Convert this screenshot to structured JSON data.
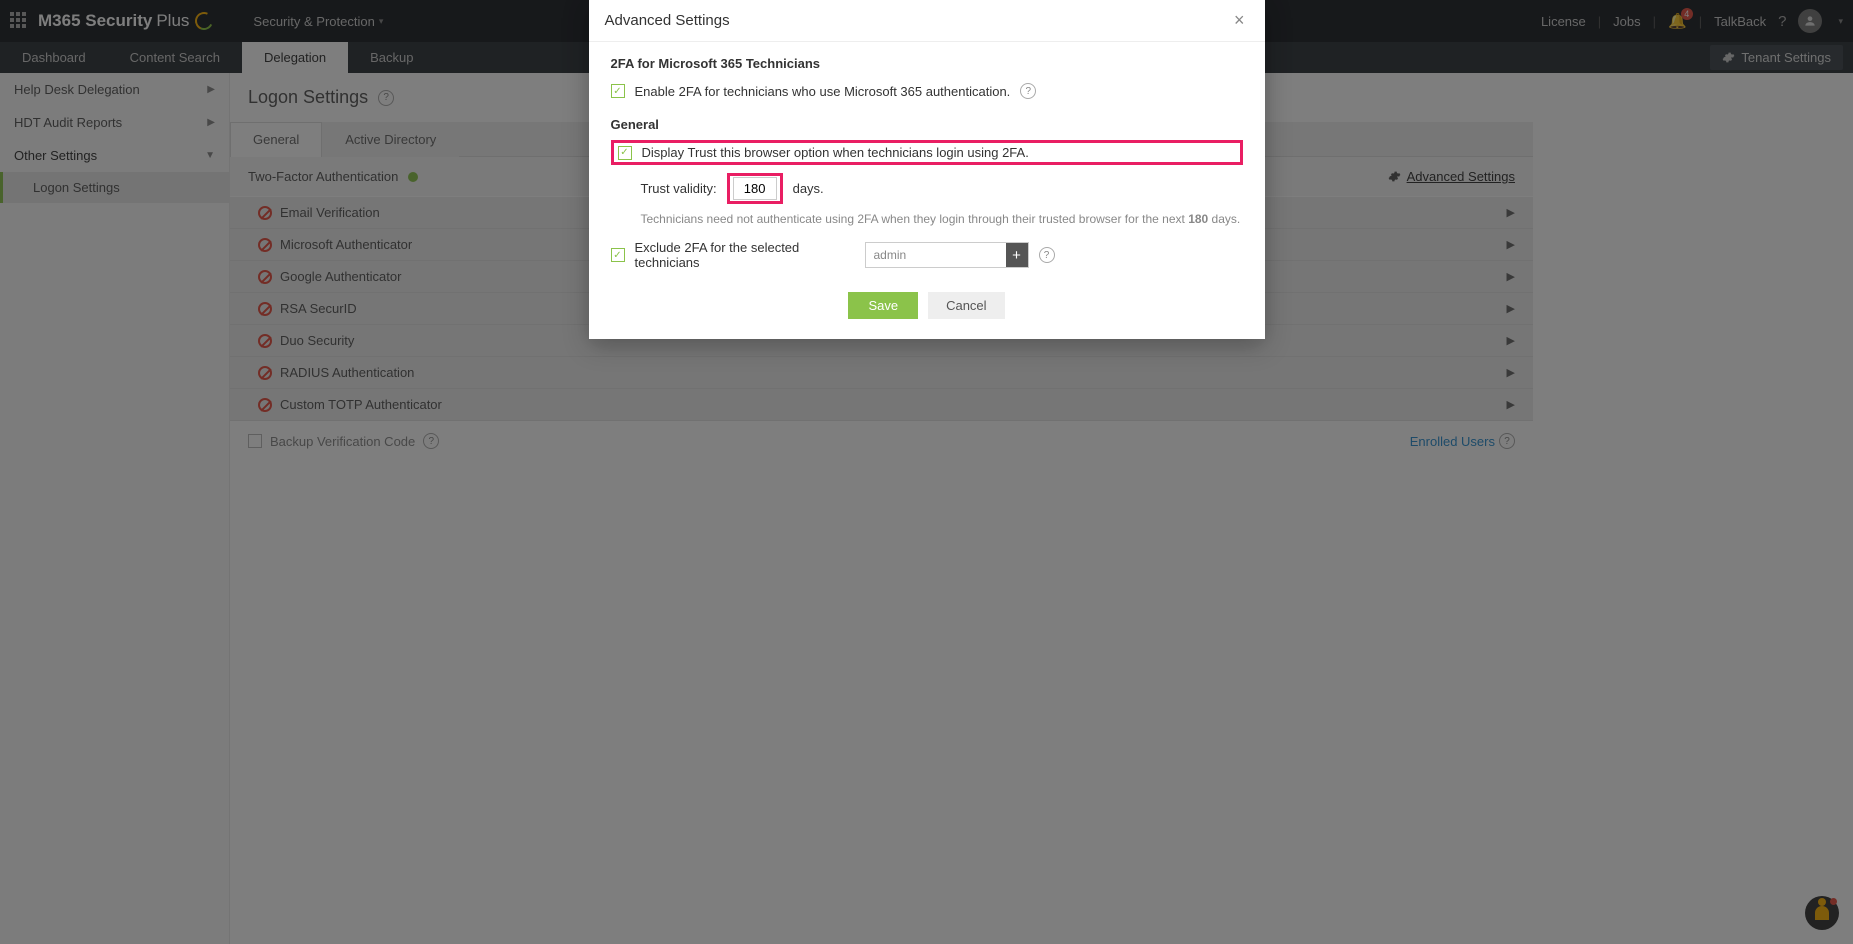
{
  "topbar": {
    "brand": "M365 Security",
    "brand_suffix": "Plus",
    "dropdown": "Security & Protection",
    "license": "License",
    "jobs": "Jobs",
    "notif_count": "4",
    "talkback": "TalkBack"
  },
  "subnav": {
    "tabs": [
      "Dashboard",
      "Content Search",
      "Delegation",
      "Backup"
    ],
    "tenant_btn": "Tenant Settings"
  },
  "sidebar": {
    "items": [
      {
        "label": "Help Desk Delegation",
        "expandable": true
      },
      {
        "label": "HDT Audit Reports",
        "expandable": true
      },
      {
        "label": "Other Settings",
        "expanded": true
      }
    ],
    "subitem": "Logon Settings"
  },
  "page": {
    "title": "Logon Settings",
    "tabs": [
      "General",
      "Active Directory"
    ],
    "tfa_label": "Two-Factor Authentication",
    "adv_link": "Advanced Settings",
    "methods": [
      "Email Verification",
      "Microsoft Authenticator",
      "Google Authenticator",
      "RSA SecurID",
      "Duo Security",
      "RADIUS Authentication",
      "Custom TOTP Authenticator"
    ],
    "backup_label": "Backup Verification Code",
    "enrolled_label": "Enrolled Users"
  },
  "modal": {
    "title": "Advanced Settings",
    "section1": "2FA for Microsoft 365 Technicians",
    "enable_2fa": "Enable 2FA for technicians who use Microsoft 365 authentication.",
    "section2": "General",
    "trust_browser": "Display Trust this browser option when technicians login using 2FA.",
    "trust_validity_label": "Trust validity:",
    "trust_days_value": "180",
    "trust_days_suffix": "days.",
    "hint_pre": "Technicians need not authenticate using 2FA when they login through their trusted browser for the next ",
    "hint_bold": "180",
    "hint_post": " days.",
    "exclude_label": "Exclude 2FA for the selected technicians",
    "exclude_value": "admin",
    "save": "Save",
    "cancel": "Cancel"
  }
}
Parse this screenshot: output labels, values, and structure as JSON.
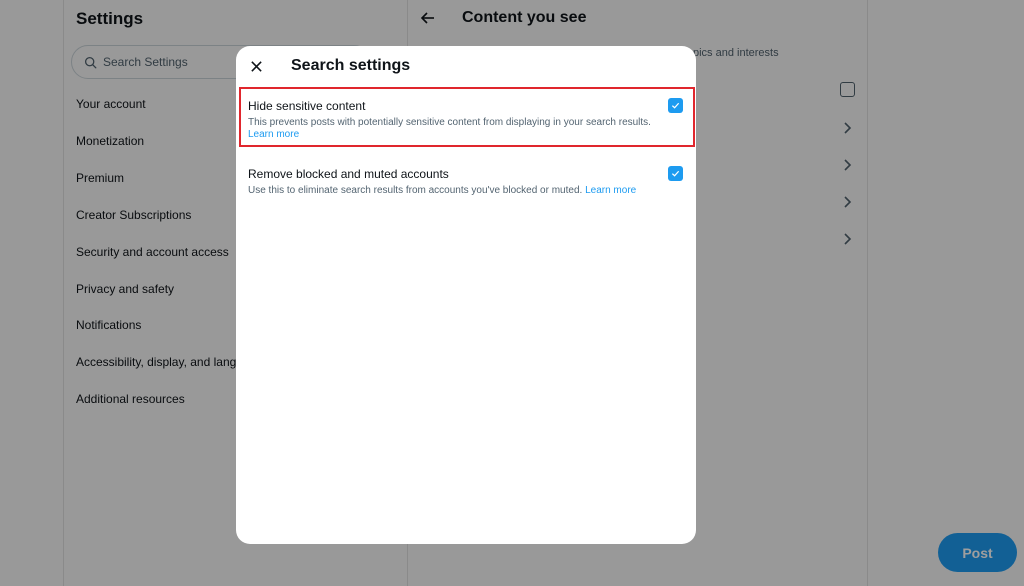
{
  "settings": {
    "title": "Settings",
    "search_placeholder": "Search Settings",
    "nav_items": [
      {
        "label": "Your account"
      },
      {
        "label": "Monetization"
      },
      {
        "label": "Premium"
      },
      {
        "label": "Creator Subscriptions"
      },
      {
        "label": "Security and account access"
      },
      {
        "label": "Privacy and safety"
      },
      {
        "label": "Notifications"
      },
      {
        "label": "Accessibility, display, and languages"
      },
      {
        "label": "Additional resources"
      }
    ]
  },
  "main": {
    "title": "Content you see",
    "subtitle_partial": "pics and interests",
    "icons": [
      "arrow-left-icon",
      "checkbox-icon",
      "chevron-right-icon"
    ]
  },
  "modal": {
    "title": "Search settings",
    "options": [
      {
        "label": "Hide sensitive content",
        "description": "This prevents posts with potentially sensitive content from displaying in your search results.",
        "link": "Learn more",
        "checked": true,
        "highlighted": true
      },
      {
        "label": "Remove blocked and muted accounts",
        "description": "Use this to eliminate search results from accounts you've blocked or muted.",
        "link": "Learn more",
        "checked": true,
        "highlighted": false
      }
    ]
  },
  "post_button": {
    "label": "Post"
  },
  "colors": {
    "accent": "#1d9bf0",
    "highlight_border": "#e0262d",
    "overlay": "rgba(0,0,0,0.40)"
  }
}
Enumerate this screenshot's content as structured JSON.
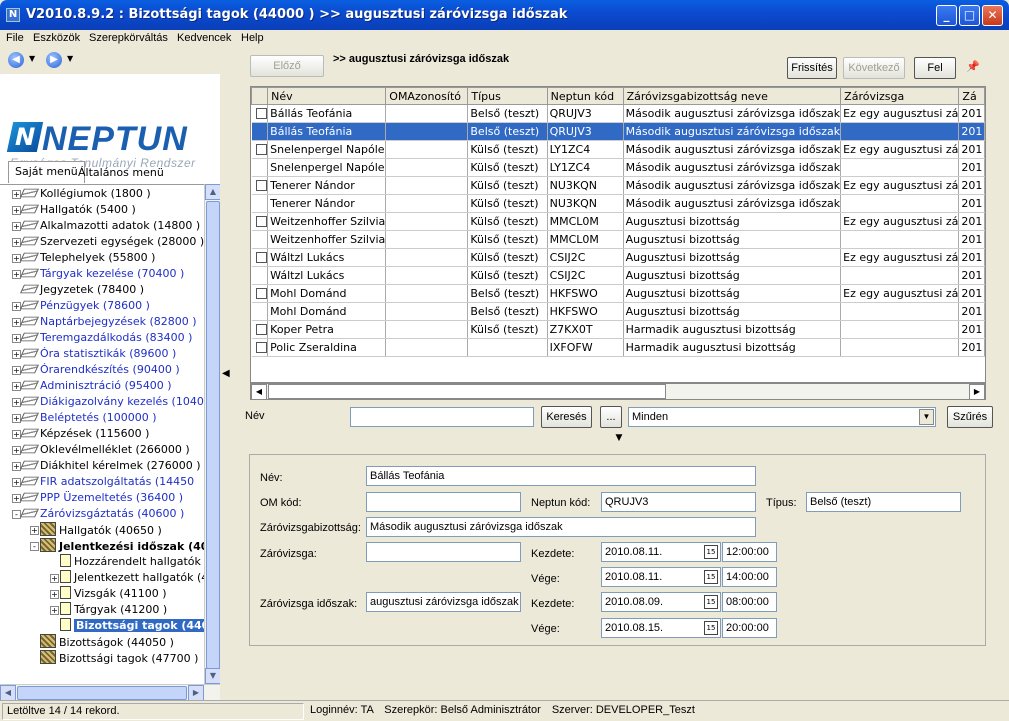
{
  "window": {
    "title": "V2010.8.9.2 : Bizottsági tagok (44000  )  >> augusztusi záróvizsga időszak",
    "icon_letter": "N",
    "min_glyph": "_",
    "max_glyph": "□",
    "close_glyph": "✕"
  },
  "menu": [
    "File",
    "Eszközök",
    "Szerepkörváltás",
    "Kedvencek",
    "Help"
  ],
  "logo": {
    "text": "NEPTUN",
    "mark": "N",
    "subtitle": "Egységes Tanulmányi Rendszer"
  },
  "left_tabs": {
    "own": "Saját menü",
    "general": "Általános menü"
  },
  "tree": [
    {
      "label": "Kollégiumok (1800  )",
      "color": "black",
      "level": 0,
      "icon": "pen",
      "exp": "+"
    },
    {
      "label": "Hallgatók (5400  )",
      "color": "black",
      "level": 0,
      "icon": "pen",
      "exp": "+"
    },
    {
      "label": "Alkalmazotti adatok (14800  )",
      "color": "black",
      "level": 0,
      "icon": "pen",
      "exp": "+"
    },
    {
      "label": "Szervezeti egységek (28000  )",
      "color": "black",
      "level": 0,
      "icon": "pen",
      "exp": "+"
    },
    {
      "label": "Telephelyek (55800  )",
      "color": "black",
      "level": 0,
      "icon": "pen",
      "exp": "+"
    },
    {
      "label": "Tárgyak kezelése (70400  )",
      "color": "blue",
      "level": 0,
      "icon": "pen",
      "exp": "+"
    },
    {
      "label": "Jegyzetek (78400  )",
      "color": "black",
      "level": 0,
      "icon": "pen",
      "exp": ""
    },
    {
      "label": "Pénzügyek (78600  )",
      "color": "blue",
      "level": 0,
      "icon": "pen",
      "exp": "+"
    },
    {
      "label": "Naptárbejegyzések (82800  )",
      "color": "blue",
      "level": 0,
      "icon": "pen",
      "exp": "+"
    },
    {
      "label": "Teremgazdálkodás (83400  )",
      "color": "blue",
      "level": 0,
      "icon": "pen",
      "exp": "+"
    },
    {
      "label": "Óra statisztikák (89600  )",
      "color": "blue",
      "level": 0,
      "icon": "pen",
      "exp": "+"
    },
    {
      "label": "Órarendkészítés (90400  )",
      "color": "blue",
      "level": 0,
      "icon": "pen",
      "exp": "+"
    },
    {
      "label": "Adminisztráció (95400  )",
      "color": "blue",
      "level": 0,
      "icon": "pen",
      "exp": "+"
    },
    {
      "label": "Diákigazolvány kezelés (10400",
      "color": "blue",
      "level": 0,
      "icon": "pen",
      "exp": "+"
    },
    {
      "label": "Beléptetés (100000  )",
      "color": "blue",
      "level": 0,
      "icon": "pen",
      "exp": "+"
    },
    {
      "label": "Képzések (115600  )",
      "color": "black",
      "level": 0,
      "icon": "pen",
      "exp": "+"
    },
    {
      "label": "Oklevélmelléklet (266000  )",
      "color": "black",
      "level": 0,
      "icon": "pen",
      "exp": "+"
    },
    {
      "label": "Diákhitel kérelmek (276000  )",
      "color": "black",
      "level": 0,
      "icon": "pen",
      "exp": "+"
    },
    {
      "label": "FIR adatszolgáltatás (14450",
      "color": "blue",
      "level": 0,
      "icon": "pen",
      "exp": "+"
    },
    {
      "label": "PPP Üzemeltetés (36400  )",
      "color": "blue",
      "level": 0,
      "icon": "pen",
      "exp": "+"
    },
    {
      "label": "Záróvizsgáztatás (40600  )",
      "color": "blue",
      "level": 0,
      "icon": "pen",
      "exp": "-"
    },
    {
      "label": "Hallgatók (40650  )",
      "color": "black",
      "level": 1,
      "icon": "grp",
      "exp": "+"
    },
    {
      "label": "Jelentkezési időszak (40",
      "color": "black",
      "level": 1,
      "icon": "grp",
      "exp": "-",
      "bold": true
    },
    {
      "label": "Hozzárendelt hallgatók (4",
      "color": "black",
      "level": 2,
      "icon": "doc",
      "exp": ""
    },
    {
      "label": "Jelentkezett hallgatók (41",
      "color": "black",
      "level": 2,
      "icon": "doc",
      "exp": "+"
    },
    {
      "label": "Vizsgák (41100  )",
      "color": "black",
      "level": 2,
      "icon": "doc",
      "exp": "+"
    },
    {
      "label": "Tárgyak (41200  )",
      "color": "black",
      "level": 2,
      "icon": "doc",
      "exp": "+"
    },
    {
      "label": "Bizottsági tagok (440",
      "color": "black",
      "level": 2,
      "icon": "doc",
      "exp": "",
      "selected": true
    },
    {
      "label": "Bizottságok (44050  )",
      "color": "black",
      "level": 1,
      "icon": "grp",
      "exp": ""
    },
    {
      "label": "Bizottsági tagok (47700  )",
      "color": "black",
      "level": 1,
      "icon": "grp",
      "exp": ""
    }
  ],
  "toolbar": {
    "prev": "Előző",
    "title": ">> augusztusi záróvizsga időszak",
    "refresh": "Frissítés",
    "next": "Következő",
    "up": "Fel",
    "pin_glyph": "📌"
  },
  "grid": {
    "columns": [
      "",
      "Név",
      "OMAzonosító",
      "Típus",
      "Neptun kód",
      "Záróvizsgabizottság neve",
      "Záróvizsga",
      "Zá"
    ],
    "rows": [
      {
        "check": true,
        "cells": [
          "Bállás Teofánia",
          "",
          "Belső (teszt)",
          "QRUJV3",
          "Második augusztusi záróvizsga időszak",
          "Ez egy augusztusi zá",
          "201"
        ]
      },
      {
        "check": false,
        "selected": true,
        "cells": [
          "Bállás Teofánia",
          "",
          "Belső (teszt)",
          "QRUJV3",
          "Második augusztusi záróvizsga időszak",
          "",
          "201"
        ]
      },
      {
        "check": true,
        "cells": [
          "Snelenpergel Napóle",
          "",
          "Külső (teszt)",
          "LY1ZC4",
          "Második augusztusi záróvizsga időszak",
          "Ez egy augusztusi zá",
          "201"
        ]
      },
      {
        "check": false,
        "cells": [
          "Snelenpergel Napóle",
          "",
          "Külső (teszt)",
          "LY1ZC4",
          "Második augusztusi záróvizsga időszak",
          "",
          "201"
        ]
      },
      {
        "check": true,
        "cells": [
          "Tenerer Nándor",
          "",
          "Külső (teszt)",
          "NU3KQN",
          "Második augusztusi záróvizsga időszak",
          "Ez egy augusztusi zá",
          "201"
        ]
      },
      {
        "check": false,
        "cells": [
          "Tenerer Nándor",
          "",
          "Külső (teszt)",
          "NU3KQN",
          "Második augusztusi záróvizsga időszak",
          "",
          "201"
        ]
      },
      {
        "check": true,
        "cells": [
          "Weitzenhoffer Szilvia",
          "",
          "Külső (teszt)",
          "MMCL0M",
          "Augusztusi bizottság",
          "Ez egy augusztusi zá",
          "201"
        ]
      },
      {
        "check": false,
        "cells": [
          "Weitzenhoffer Szilvia",
          "",
          "Külső (teszt)",
          "MMCL0M",
          "Augusztusi bizottság",
          "",
          "201"
        ]
      },
      {
        "check": true,
        "cells": [
          "Wáltzl Lukács",
          "",
          "Külső (teszt)",
          "CSIJ2C",
          "Augusztusi bizottság",
          "Ez egy augusztusi zá",
          "201"
        ]
      },
      {
        "check": false,
        "cells": [
          "Wáltzl Lukács",
          "",
          "Külső (teszt)",
          "CSIJ2C",
          "Augusztusi bizottság",
          "",
          "201"
        ]
      },
      {
        "check": true,
        "cells": [
          "Mohl Dománd",
          "",
          "Belső (teszt)",
          "HKFSWO",
          "Augusztusi bizottság",
          "Ez egy augusztusi zá",
          "201"
        ]
      },
      {
        "check": false,
        "cells": [
          "Mohl Dománd",
          "",
          "Belső (teszt)",
          "HKFSWO",
          "Augusztusi bizottság",
          "",
          "201"
        ]
      },
      {
        "check": true,
        "cells": [
          "Koper Petra",
          "",
          "Külső (teszt)",
          "Z7KX0T",
          "Harmadik augusztusi bizottság",
          "",
          "201"
        ]
      },
      {
        "check": true,
        "cells": [
          "Polic Zseraldina",
          "",
          "",
          "IXFOFW",
          "Harmadik augusztusi bizottság",
          "",
          "201"
        ]
      }
    ]
  },
  "search": {
    "label": "Név",
    "value": "",
    "search_btn": "Keresés",
    "more_btn": "...",
    "filter": "Minden",
    "filter_btn": "Szűrés"
  },
  "detail": {
    "name_label": "Név:",
    "name": "Bállás Teofánia",
    "om_label": "OM kód:",
    "om": "",
    "neptun_label": "Neptun kód:",
    "neptun": "QRUJV3",
    "type_label": "Típus:",
    "type": "Belső (teszt)",
    "committee_label": "Záróvizsgabizottság:",
    "committee": "Második augusztusi záróvizsga időszak",
    "exam_label": "Záróvizsga:",
    "exam": "",
    "period_label": "Záróvizsga időszak:",
    "period": "augusztusi záróvizsga időszak",
    "start_label": "Kezdete:",
    "end_label": "Vége:",
    "exam_start_date": "2010.08.11.",
    "exam_start_time": "12:00:00",
    "exam_end_date": "2010.08.11.",
    "exam_end_time": "14:00:00",
    "period_start_date": "2010.08.09.",
    "period_start_time": "08:00:00",
    "period_end_date": "2010.08.15.",
    "period_end_time": "20:00:00",
    "cal_glyph": "15"
  },
  "status": {
    "records": "Letöltve 14 / 14 rekord.",
    "login": "Loginnév: TA",
    "role": "Szerepkör: Belső Adminisztrátor",
    "server": "Szerver: DEVELOPER_Teszt"
  }
}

AIM OF THE TASK
Look through the data and gather every line with the string "Delegation" in it.

FINAL RESULT
      "Delegation",
        "label": "Help Desk Delegation",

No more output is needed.